Your instructions: Extract all data as written.

[Stored records]
━━━

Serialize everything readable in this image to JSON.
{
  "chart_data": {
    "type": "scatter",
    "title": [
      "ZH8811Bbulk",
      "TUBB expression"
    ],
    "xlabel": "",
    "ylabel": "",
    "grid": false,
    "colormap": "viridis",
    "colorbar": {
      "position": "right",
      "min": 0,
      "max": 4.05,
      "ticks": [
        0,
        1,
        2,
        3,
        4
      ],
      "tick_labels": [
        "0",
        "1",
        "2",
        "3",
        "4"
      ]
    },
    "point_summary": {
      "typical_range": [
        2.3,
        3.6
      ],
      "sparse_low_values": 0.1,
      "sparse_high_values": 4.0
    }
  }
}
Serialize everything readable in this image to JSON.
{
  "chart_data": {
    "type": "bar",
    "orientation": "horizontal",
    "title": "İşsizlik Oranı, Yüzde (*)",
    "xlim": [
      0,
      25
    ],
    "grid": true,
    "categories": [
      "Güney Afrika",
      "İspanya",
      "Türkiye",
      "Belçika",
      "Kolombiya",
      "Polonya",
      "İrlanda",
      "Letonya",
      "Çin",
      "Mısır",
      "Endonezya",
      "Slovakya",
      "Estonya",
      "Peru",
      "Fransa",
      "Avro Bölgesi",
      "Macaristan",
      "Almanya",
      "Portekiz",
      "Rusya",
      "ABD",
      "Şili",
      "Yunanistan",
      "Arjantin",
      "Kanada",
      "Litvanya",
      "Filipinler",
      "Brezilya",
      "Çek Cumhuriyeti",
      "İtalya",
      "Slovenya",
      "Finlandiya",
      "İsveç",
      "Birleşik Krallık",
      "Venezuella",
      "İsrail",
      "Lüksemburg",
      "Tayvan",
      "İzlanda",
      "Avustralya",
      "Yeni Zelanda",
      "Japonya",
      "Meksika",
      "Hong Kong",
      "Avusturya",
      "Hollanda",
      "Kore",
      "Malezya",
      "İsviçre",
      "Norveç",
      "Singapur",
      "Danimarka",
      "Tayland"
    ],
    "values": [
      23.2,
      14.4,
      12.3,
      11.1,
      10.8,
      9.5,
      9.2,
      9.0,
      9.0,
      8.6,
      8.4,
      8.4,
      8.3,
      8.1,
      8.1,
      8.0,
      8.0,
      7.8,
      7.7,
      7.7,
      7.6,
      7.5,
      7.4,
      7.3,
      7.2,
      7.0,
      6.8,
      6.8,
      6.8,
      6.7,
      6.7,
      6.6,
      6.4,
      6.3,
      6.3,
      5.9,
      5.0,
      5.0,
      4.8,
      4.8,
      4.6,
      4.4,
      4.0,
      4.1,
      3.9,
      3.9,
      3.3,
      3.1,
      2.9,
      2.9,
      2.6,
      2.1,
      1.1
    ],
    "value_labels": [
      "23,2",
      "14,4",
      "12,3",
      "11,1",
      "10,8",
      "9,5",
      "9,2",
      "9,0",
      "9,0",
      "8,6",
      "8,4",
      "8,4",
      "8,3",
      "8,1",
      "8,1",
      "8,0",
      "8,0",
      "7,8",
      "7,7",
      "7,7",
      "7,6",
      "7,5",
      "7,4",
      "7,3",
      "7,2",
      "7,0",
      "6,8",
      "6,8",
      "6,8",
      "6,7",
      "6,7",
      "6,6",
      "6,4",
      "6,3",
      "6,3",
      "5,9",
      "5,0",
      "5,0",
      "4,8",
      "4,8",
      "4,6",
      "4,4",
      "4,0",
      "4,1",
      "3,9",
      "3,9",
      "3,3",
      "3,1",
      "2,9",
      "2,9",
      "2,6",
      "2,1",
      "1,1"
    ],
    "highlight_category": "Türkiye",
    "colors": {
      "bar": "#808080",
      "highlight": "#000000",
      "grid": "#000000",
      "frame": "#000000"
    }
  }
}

━━━

Response to this task:
Serialize everything readable in this image to JSON.
{
  "chart_data": {
    "type": "scatter",
    "title": [
      "ZH8811Bbulk",
      "TUBB expression"
    ],
    "xlabel": "",
    "ylabel": "",
    "grid": false,
    "colormap": "viridis",
    "colorbar": {
      "position": "right",
      "min": 0,
      "max": 4.05,
      "ticks": [
        0,
        1,
        2,
        3,
        4
      ],
      "tick_labels": [
        "0",
        "1",
        "2",
        "3",
        "4"
      ]
    },
    "point_summary": {
      "typical_range": [
        2.3,
        3.6
      ],
      "sparse_low_values": 0.1,
      "sparse_high_values": 4.0
    }
  }
}
Serialize everything readable in this image to JSON.
{
  "chart_data": {
    "type": "bar",
    "orientation": "horizontal",
    "title": "İşsizlik Oranı, Yüzde (*)",
    "xlim": [
      0,
      25
    ],
    "grid": true,
    "categories": [
      "Güney Afrika",
      "İspanya",
      "Türkiye",
      "Belçika",
      "Kolombiya",
      "Polonya",
      "İrlanda",
      "Letonya",
      "Çin",
      "Mısır",
      "Endonezya",
      "Slovakya",
      "Estonya",
      "Peru",
      "Fransa",
      "Avro Bölgesi",
      "Macaristan",
      "Almanya",
      "Portekiz",
      "Rusya",
      "ABD",
      "Şili",
      "Yunanistan",
      "Arjantin",
      "Kanada",
      "Litvanya",
      "Filipinler",
      "Brezilya",
      "Çek Cumhuriyeti",
      "İtalya",
      "Slovenya",
      "Finlandiya",
      "İsveç",
      "Birleşik Krallık",
      "Venezuella",
      "İsrail",
      "Lüksemburg",
      "Tayvan",
      "İzlanda",
      "Avustralya",
      "Yeni Zelanda",
      "Japonya",
      "Meksika",
      "Hong Kong",
      "Avusturya",
      "Hollanda",
      "Kore",
      "Malezya",
      "İsviçre",
      "Norveç",
      "Singapur",
      "Danimarka",
      "Tayland"
    ],
    "values": [
      23.2,
      14.4,
      12.3,
      11.1,
      10.8,
      9.5,
      9.2,
      9.0,
      9.0,
      8.6,
      8.4,
      8.4,
      8.3,
      8.1,
      8.1,
      8.0,
      8.0,
      7.8,
      7.7,
      7.7,
      7.6,
      7.5,
      7.4,
      7.3,
      7.2,
      7.0,
      6.8,
      6.8,
      6.8,
      6.7,
      6.7,
      6.6,
      6.4,
      6.3,
      6.3,
      5.9,
      5.0,
      5.0,
      4.8,
      4.8,
      4.6,
      4.4,
      4.0,
      4.1,
      3.9,
      3.9,
      3.3,
      3.1,
      2.9,
      2.9,
      2.6,
      2.1,
      1.1
    ],
    "value_labels": [
      "23,2",
      "14,4",
      "12,3",
      "11,1",
      "10,8",
      "9,5",
      "9,2",
      "9,0",
      "9,0",
      "8,6",
      "8,4",
      "8,4",
      "8,3",
      "8,1",
      "8,1",
      "8,0",
      "8,0",
      "7,8",
      "7,7",
      "7,7",
      "7,6",
      "7,5",
      "7,4",
      "7,3",
      "7,2",
      "7,0",
      "6,8",
      "6,8",
      "6,8",
      "6,7",
      "6,7",
      "6,6",
      "6,4",
      "6,3",
      "6,3",
      "5,9",
      "5,0",
      "5,0",
      "4,8",
      "4,8",
      "4,6",
      "4,4",
      "4,0",
      "4,1",
      "3,9",
      "3,9",
      "3,3",
      "3,1",
      "2,9",
      "2,9",
      "2,6",
      "2,1",
      "1,1"
    ],
    "highlight_category": "Türkiye",
    "colors": {
      "bar": "#808080",
      "highlight": "#000000",
      "grid": "#000000",
      "frame": "#000000"
    }
  }
}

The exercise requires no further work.